(Lines of data)
▬▬▬▬▬▬
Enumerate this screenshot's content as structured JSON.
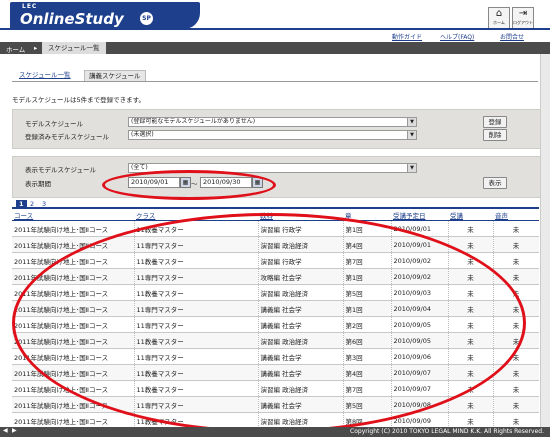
{
  "header": {
    "logo_small": "LEC",
    "logo_title": "OnlineStudy",
    "logo_badge": "SP",
    "home_label": "ホーム",
    "logout_label": "ログアウト",
    "links": [
      "動作ガイド",
      "ヘルプ(FAQ)",
      "お問合せ"
    ]
  },
  "breadcrumb": {
    "home": "ホーム",
    "current": "スケジュール一覧"
  },
  "tabs": [
    "スケジュール一覧",
    "講義スケジュール"
  ],
  "note": "モデルスケジュールは5件まで登録できます。",
  "model_panel": {
    "model_label": "モデルスケジュール",
    "model_value": "(登録可能なモデルスケジュールがありません)",
    "registered_label": "登録済みモデルスケジュール",
    "registered_value": "(未選択)",
    "register_button": "登録",
    "delete_button": "削除"
  },
  "filter_panel": {
    "display_label": "表示モデルスケジュール",
    "display_value": "(全て)",
    "period_label": "表示期間",
    "date_from": "2010/09/01",
    "date_sep": "～",
    "date_to": "2010/09/30",
    "show_button": "表示"
  },
  "pager": [
    "1",
    "2",
    "3"
  ],
  "table": {
    "headers": [
      "コース",
      "クラス",
      "教科",
      "章",
      "受講予定日",
      "受講",
      "音声"
    ],
    "rows": [
      [
        "2011年試験向け地上･国Ⅱコース",
        "11教養マスター",
        "演習編 行政学",
        "第1回",
        "2010/09/01",
        "未",
        "未"
      ],
      [
        "2011年試験向け地上･国Ⅱコース",
        "11専門マスター",
        "演習編 政治経済",
        "第4回",
        "2010/09/01",
        "未",
        "未"
      ],
      [
        "2011年試験向け地上･国Ⅱコース",
        "11教養マスター",
        "演習編 行政学",
        "第7回",
        "2010/09/02",
        "未",
        "未"
      ],
      [
        "2011年試験向け地上･国Ⅱコース",
        "11専門マスター",
        "攻略編 社会学",
        "第1回",
        "2010/09/02",
        "未",
        "未"
      ],
      [
        "2011年試験向け地上･国Ⅱコース",
        "11教養マスター",
        "演習編 政治経済",
        "第5回",
        "2010/09/03",
        "未",
        "未"
      ],
      [
        "2011年試験向け地上･国Ⅱコース",
        "11専門マスター",
        "講義編 社会学",
        "第1回",
        "2010/09/04",
        "未",
        "未"
      ],
      [
        "2011年試験向け地上･国Ⅱコース",
        "11専門マスター",
        "講義編 社会学",
        "第2回",
        "2010/09/05",
        "未",
        "未"
      ],
      [
        "2011年試験向け地上･国Ⅱコース",
        "11教養マスター",
        "演習編 政治経済",
        "第6回",
        "2010/09/05",
        "未",
        "未"
      ],
      [
        "2011年試験向け地上･国Ⅱコース",
        "11専門マスター",
        "講義編 社会学",
        "第3回",
        "2010/09/06",
        "未",
        "未"
      ],
      [
        "2011年試験向け地上･国Ⅱコース",
        "11教養マスター",
        "講義編 社会学",
        "第4回",
        "2010/09/07",
        "未",
        "未"
      ],
      [
        "2011年試験向け地上･国Ⅱコース",
        "11教養マスター",
        "演習編 政治経済",
        "第7回",
        "2010/09/07",
        "未",
        "未"
      ],
      [
        "2011年試験向け地上･国Ⅱコース",
        "11専門マスター",
        "講義編 社会学",
        "第5回",
        "2010/09/08",
        "未",
        "未"
      ],
      [
        "2011年試験向け地上･国Ⅱコース",
        "11教養マスター",
        "演習編 政治経済",
        "第8回",
        "2010/09/09",
        "未",
        "未"
      ]
    ]
  },
  "footer": {
    "copyright": "Copyright (C) 2010 TOKYO LEGAL MIND K.K. All Rights Reserved."
  },
  "accent_color": "#1e3f8c",
  "highlight_color": "#e0101a"
}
▬▬▬▬▬▬
## [WHAT TO PRODUCE]
Reproduce every record above exactly, but leave out the pictures.

## [OUTPUT]
Enumerate this screenshot's content as structured JSON.
{
  "header": {
    "logo_small": "LEC",
    "logo_title": "OnlineStudy",
    "logo_badge": "SP",
    "home_label": "ホーム",
    "logout_label": "ログアウト",
    "links": [
      "動作ガイド",
      "ヘルプ(FAQ)",
      "お問合せ"
    ]
  },
  "breadcrumb": {
    "home": "ホーム",
    "current": "スケジュール一覧"
  },
  "tabs": [
    "スケジュール一覧",
    "講義スケジュール"
  ],
  "note": "モデルスケジュールは5件まで登録できます。",
  "model_panel": {
    "model_label": "モデルスケジュール",
    "model_value": "(登録可能なモデルスケジュールがありません)",
    "registered_label": "登録済みモデルスケジュール",
    "registered_value": "(未選択)",
    "register_button": "登録",
    "delete_button": "削除"
  },
  "filter_panel": {
    "display_label": "表示モデルスケジュール",
    "display_value": "(全て)",
    "period_label": "表示期間",
    "date_from": "2010/09/01",
    "date_sep": "～",
    "date_to": "2010/09/30",
    "show_button": "表示"
  },
  "pager": [
    "1",
    "2",
    "3"
  ],
  "table": {
    "headers": [
      "コース",
      "クラス",
      "教科",
      "章",
      "受講予定日",
      "受講",
      "音声"
    ],
    "rows": [
      [
        "2011年試験向け地上･国Ⅱコース",
        "11教養マスター",
        "演習編 行政学",
        "第1回",
        "2010/09/01",
        "未",
        "未"
      ],
      [
        "2011年試験向け地上･国Ⅱコース",
        "11専門マスター",
        "演習編 政治経済",
        "第4回",
        "2010/09/01",
        "未",
        "未"
      ],
      [
        "2011年試験向け地上･国Ⅱコース",
        "11教養マスター",
        "演習編 行政学",
        "第7回",
        "2010/09/02",
        "未",
        "未"
      ],
      [
        "2011年試験向け地上･国Ⅱコース",
        "11専門マスター",
        "攻略編 社会学",
        "第1回",
        "2010/09/02",
        "未",
        "未"
      ],
      [
        "2011年試験向け地上･国Ⅱコース",
        "11教養マスター",
        "演習編 政治経済",
        "第5回",
        "2010/09/03",
        "未",
        "未"
      ],
      [
        "2011年試験向け地上･国Ⅱコース",
        "11専門マスター",
        "講義編 社会学",
        "第1回",
        "2010/09/04",
        "未",
        "未"
      ],
      [
        "2011年試験向け地上･国Ⅱコース",
        "11専門マスター",
        "講義編 社会学",
        "第2回",
        "2010/09/05",
        "未",
        "未"
      ],
      [
        "2011年試験向け地上･国Ⅱコース",
        "11教養マスター",
        "演習編 政治経済",
        "第6回",
        "2010/09/05",
        "未",
        "未"
      ],
      [
        "2011年試験向け地上･国Ⅱコース",
        "11専門マスター",
        "講義編 社会学",
        "第3回",
        "2010/09/06",
        "未",
        "未"
      ],
      [
        "2011年試験向け地上･国Ⅱコース",
        "11教養マスター",
        "講義編 社会学",
        "第4回",
        "2010/09/07",
        "未",
        "未"
      ],
      [
        "2011年試験向け地上･国Ⅱコース",
        "11教養マスター",
        "演習編 政治経済",
        "第7回",
        "2010/09/07",
        "未",
        "未"
      ],
      [
        "2011年試験向け地上･国Ⅱコース",
        "11専門マスター",
        "講義編 社会学",
        "第5回",
        "2010/09/08",
        "未",
        "未"
      ],
      [
        "2011年試験向け地上･国Ⅱコース",
        "11教養マスター",
        "演習編 政治経済",
        "第8回",
        "2010/09/09",
        "未",
        "未"
      ]
    ]
  },
  "footer": {
    "copyright": "Copyright (C) 2010 TOKYO LEGAL MIND K.K. All Rights Reserved."
  },
  "accent_color": "#1e3f8c",
  "highlight_color": "#e0101a"
}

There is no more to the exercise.